++++ Records for this exercise ++++

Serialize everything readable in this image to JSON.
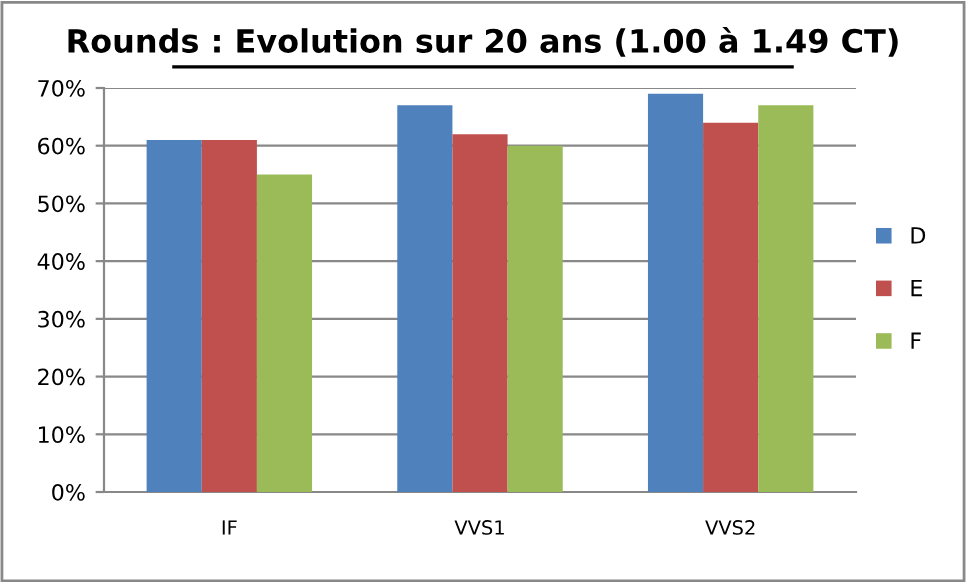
{
  "chart_data": {
    "type": "bar",
    "title": "Rounds : Evolution sur 20 ans (1.00 à 1.49 CT)",
    "categories": [
      "IF",
      "VVS1",
      "VVS2"
    ],
    "series": [
      {
        "name": "D",
        "color": "#4f81bd",
        "values": [
          61,
          67,
          69
        ]
      },
      {
        "name": "E",
        "color": "#c0504d",
        "values": [
          61,
          62,
          64
        ]
      },
      {
        "name": "F",
        "color": "#9bbb59",
        "values": [
          55,
          60,
          67
        ]
      }
    ],
    "ylim": [
      0,
      70
    ],
    "yticks": [
      {
        "value": 0,
        "label": "0%"
      },
      {
        "value": 10,
        "label": "10%"
      },
      {
        "value": 20,
        "label": "20%"
      },
      {
        "value": 30,
        "label": "30%"
      },
      {
        "value": 40,
        "label": "40%"
      },
      {
        "value": 50,
        "label": "50%"
      },
      {
        "value": 60,
        "label": "60%"
      },
      {
        "value": 70,
        "label": "70%"
      }
    ],
    "grid": "y",
    "legend": "right"
  }
}
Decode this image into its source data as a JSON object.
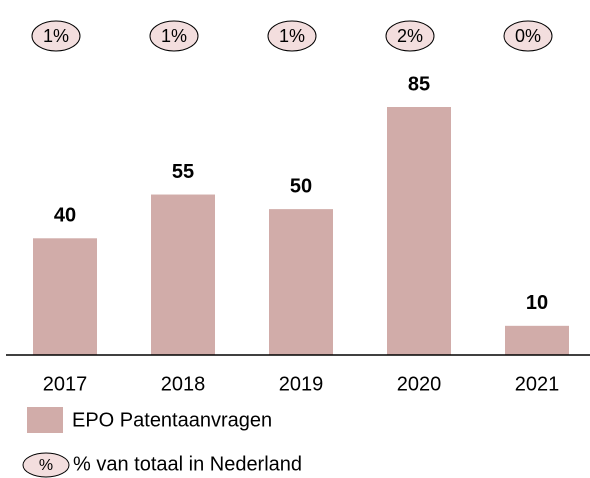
{
  "chart_data": {
    "type": "bar",
    "categories": [
      "2017",
      "2018",
      "2019",
      "2020",
      "2021"
    ],
    "series": [
      {
        "name": "EPO Patentaanvragen",
        "color": "#d1aca9",
        "values": [
          40,
          55,
          50,
          85,
          10
        ]
      },
      {
        "name": "% van totaal in Nederland",
        "symbol": "%",
        "color": "#f3dede",
        "values": [
          1,
          1,
          1,
          2,
          0
        ],
        "value_labels": [
          "1%",
          "1%",
          "1%",
          "2%",
          "0%"
        ]
      }
    ]
  }
}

++++

Written request => Copy every line from the records above that contains the word "name".

Response to the task =>
        "name": "D",
        "name": "E",
        "name": "F",
        "name": "EPO Patentaanvragen",
        "name": "% van totaal in Nederland",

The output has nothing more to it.